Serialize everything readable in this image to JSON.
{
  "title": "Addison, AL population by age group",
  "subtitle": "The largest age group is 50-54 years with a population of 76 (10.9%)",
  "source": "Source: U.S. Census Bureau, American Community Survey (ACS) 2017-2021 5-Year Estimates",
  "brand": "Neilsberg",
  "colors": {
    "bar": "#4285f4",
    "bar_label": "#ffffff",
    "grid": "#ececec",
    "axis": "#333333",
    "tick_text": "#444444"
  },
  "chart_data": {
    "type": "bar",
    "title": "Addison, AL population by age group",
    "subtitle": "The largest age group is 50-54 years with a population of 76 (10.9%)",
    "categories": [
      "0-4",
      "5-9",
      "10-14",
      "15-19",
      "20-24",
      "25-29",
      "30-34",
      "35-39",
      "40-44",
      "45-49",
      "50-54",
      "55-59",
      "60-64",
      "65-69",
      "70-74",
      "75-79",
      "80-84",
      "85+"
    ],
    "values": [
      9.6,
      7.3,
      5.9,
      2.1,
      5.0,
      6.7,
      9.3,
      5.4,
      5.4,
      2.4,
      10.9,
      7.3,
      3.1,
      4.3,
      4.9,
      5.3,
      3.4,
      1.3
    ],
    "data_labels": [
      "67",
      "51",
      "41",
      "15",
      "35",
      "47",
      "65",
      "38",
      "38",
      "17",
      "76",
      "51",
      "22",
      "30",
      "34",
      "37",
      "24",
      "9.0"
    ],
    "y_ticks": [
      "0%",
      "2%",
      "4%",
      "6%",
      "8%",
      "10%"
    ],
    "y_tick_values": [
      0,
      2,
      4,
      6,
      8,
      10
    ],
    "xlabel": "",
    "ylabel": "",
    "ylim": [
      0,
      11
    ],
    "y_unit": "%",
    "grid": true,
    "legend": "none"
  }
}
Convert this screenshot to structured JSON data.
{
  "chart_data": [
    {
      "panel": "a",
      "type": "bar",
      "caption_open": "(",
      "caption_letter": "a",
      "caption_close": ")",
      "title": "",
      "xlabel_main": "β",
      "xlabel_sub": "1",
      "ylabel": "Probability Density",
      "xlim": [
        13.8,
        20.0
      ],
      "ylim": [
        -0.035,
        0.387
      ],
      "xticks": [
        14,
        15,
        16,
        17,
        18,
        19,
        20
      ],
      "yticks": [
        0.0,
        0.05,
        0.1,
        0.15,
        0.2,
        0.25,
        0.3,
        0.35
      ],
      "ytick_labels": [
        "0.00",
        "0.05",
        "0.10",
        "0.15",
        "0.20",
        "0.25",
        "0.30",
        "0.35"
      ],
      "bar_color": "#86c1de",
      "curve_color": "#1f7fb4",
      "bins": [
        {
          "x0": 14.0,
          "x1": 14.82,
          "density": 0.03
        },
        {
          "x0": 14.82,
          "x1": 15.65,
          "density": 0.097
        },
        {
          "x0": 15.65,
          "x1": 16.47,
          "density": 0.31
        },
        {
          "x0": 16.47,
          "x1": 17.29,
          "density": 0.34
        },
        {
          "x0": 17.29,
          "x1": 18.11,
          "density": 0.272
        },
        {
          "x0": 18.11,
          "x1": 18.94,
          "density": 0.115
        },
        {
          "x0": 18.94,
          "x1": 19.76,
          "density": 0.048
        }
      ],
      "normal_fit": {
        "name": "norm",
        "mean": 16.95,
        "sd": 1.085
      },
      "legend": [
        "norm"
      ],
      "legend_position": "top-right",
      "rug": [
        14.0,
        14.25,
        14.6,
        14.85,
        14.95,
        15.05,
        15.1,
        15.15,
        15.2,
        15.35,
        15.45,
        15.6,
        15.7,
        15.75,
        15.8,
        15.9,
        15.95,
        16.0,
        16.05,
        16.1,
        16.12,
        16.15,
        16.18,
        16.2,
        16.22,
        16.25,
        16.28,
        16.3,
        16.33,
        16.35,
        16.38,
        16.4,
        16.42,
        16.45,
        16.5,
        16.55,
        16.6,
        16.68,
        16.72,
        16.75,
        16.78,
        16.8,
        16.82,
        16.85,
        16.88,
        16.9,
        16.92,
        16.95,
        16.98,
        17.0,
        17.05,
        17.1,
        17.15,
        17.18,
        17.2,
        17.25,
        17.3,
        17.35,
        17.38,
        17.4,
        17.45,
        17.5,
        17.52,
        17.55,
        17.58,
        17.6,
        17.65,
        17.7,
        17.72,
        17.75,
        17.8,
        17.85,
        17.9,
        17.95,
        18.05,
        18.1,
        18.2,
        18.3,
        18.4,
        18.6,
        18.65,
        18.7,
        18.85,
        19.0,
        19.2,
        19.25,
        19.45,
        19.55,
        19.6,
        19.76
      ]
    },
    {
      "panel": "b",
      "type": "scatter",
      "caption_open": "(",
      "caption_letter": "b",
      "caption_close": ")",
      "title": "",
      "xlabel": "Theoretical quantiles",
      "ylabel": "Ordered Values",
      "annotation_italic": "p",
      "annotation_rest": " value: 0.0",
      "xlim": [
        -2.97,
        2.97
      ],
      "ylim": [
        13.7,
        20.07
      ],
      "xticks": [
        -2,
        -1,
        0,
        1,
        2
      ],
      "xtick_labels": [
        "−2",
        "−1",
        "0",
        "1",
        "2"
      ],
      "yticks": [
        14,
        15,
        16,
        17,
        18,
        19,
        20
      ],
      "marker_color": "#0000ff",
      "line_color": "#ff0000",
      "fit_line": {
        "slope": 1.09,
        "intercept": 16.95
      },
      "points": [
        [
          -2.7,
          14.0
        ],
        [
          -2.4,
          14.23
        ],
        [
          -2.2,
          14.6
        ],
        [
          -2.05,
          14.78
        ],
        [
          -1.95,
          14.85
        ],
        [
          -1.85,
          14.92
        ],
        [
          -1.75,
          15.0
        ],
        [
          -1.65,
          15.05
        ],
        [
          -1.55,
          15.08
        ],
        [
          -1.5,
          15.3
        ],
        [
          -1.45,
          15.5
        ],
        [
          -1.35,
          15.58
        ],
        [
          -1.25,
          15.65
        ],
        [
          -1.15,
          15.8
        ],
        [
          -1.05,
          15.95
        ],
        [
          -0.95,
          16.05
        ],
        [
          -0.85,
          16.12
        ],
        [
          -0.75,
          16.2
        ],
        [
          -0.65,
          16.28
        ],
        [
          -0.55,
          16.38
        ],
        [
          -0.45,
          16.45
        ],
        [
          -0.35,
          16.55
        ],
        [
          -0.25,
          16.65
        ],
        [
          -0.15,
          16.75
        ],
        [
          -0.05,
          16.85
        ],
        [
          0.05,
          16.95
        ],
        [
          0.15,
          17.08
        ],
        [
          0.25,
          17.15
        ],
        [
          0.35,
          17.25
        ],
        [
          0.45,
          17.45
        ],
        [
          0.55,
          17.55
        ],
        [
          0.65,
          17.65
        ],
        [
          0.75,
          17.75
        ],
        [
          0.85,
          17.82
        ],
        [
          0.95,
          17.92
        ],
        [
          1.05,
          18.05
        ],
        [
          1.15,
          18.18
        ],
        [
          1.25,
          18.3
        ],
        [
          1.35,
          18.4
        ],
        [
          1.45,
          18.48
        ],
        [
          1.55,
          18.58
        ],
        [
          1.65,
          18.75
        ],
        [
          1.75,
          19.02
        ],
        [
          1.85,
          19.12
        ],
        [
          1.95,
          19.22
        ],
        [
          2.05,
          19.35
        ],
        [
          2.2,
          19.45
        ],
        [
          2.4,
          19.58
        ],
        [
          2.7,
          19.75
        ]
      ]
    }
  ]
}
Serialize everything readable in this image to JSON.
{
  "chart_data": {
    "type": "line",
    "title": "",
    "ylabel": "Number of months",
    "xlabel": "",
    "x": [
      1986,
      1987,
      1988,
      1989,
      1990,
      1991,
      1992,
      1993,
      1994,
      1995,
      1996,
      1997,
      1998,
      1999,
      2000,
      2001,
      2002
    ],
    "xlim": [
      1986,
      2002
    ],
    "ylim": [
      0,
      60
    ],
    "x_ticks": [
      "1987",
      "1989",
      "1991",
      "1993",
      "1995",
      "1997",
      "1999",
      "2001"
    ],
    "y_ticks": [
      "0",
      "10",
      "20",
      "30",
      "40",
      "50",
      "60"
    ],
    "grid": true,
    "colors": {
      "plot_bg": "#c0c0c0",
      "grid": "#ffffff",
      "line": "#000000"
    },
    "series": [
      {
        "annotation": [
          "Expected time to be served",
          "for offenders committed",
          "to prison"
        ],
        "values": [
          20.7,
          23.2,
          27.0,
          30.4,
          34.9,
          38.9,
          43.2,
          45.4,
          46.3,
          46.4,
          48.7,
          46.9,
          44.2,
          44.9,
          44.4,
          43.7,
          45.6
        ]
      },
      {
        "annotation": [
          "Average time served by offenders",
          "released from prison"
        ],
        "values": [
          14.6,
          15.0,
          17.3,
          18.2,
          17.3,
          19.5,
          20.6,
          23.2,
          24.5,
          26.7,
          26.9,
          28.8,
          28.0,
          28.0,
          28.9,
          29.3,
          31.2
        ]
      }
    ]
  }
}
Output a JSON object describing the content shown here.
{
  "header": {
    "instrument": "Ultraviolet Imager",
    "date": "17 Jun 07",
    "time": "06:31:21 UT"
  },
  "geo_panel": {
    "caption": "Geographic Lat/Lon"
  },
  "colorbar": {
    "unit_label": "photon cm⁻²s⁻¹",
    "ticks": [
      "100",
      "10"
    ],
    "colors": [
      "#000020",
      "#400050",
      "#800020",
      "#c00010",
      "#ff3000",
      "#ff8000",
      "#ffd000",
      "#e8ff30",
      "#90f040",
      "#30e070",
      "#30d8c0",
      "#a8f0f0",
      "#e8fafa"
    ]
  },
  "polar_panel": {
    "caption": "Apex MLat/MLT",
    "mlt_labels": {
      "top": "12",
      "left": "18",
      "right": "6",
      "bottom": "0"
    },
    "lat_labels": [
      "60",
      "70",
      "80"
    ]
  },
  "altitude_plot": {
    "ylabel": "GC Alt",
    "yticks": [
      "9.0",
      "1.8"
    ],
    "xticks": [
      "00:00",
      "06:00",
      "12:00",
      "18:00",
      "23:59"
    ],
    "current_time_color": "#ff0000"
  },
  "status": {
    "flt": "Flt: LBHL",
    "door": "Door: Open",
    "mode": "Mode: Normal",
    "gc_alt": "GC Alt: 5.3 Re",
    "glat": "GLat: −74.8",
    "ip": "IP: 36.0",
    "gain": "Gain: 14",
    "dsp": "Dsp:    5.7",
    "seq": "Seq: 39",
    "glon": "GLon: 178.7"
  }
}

-=-=-=-=-

* [Task instructions]
Give back exactly the lines beginning at the one with "Output a JSON" and ending at the final line of the material; both boundary lines belong in it.

* [Task result]
Output a JSON object describing the content shown here.
{
  "header": {
    "instrument": "Ultraviolet Imager",
    "date": "17 Jun 07",
    "time": "06:31:21 UT"
  },
  "geo_panel": {
    "caption": "Geographic Lat/Lon"
  },
  "colorbar": {
    "unit_label": "photon cm⁻²s⁻¹",
    "ticks": [
      "100",
      "10"
    ],
    "colors": [
      "#000020",
      "#400050",
      "#800020",
      "#c00010",
      "#ff3000",
      "#ff8000",
      "#ffd000",
      "#e8ff30",
      "#90f040",
      "#30e070",
      "#30d8c0",
      "#a8f0f0",
      "#e8fafa"
    ]
  },
  "polar_panel": {
    "caption": "Apex MLat/MLT",
    "mlt_labels": {
      "top": "12",
      "left": "18",
      "right": "6",
      "bottom": "0"
    },
    "lat_labels": [
      "60",
      "70",
      "80"
    ]
  },
  "altitude_plot": {
    "ylabel": "GC Alt",
    "yticks": [
      "9.0",
      "1.8"
    ],
    "xticks": [
      "00:00",
      "06:00",
      "12:00",
      "18:00",
      "23:59"
    ],
    "current_time_color": "#ff0000"
  },
  "status": {
    "flt": "Flt: LBHL",
    "door": "Door: Open",
    "mode": "Mode: Normal",
    "gc_alt": "GC Alt: 5.3 Re",
    "glat": "GLat: −74.8",
    "ip": "IP: 36.0",
    "gain": "Gain: 14",
    "dsp": "Dsp:    5.7",
    "seq": "Seq: 39",
    "glon": "GLon: 178.7"
  }
}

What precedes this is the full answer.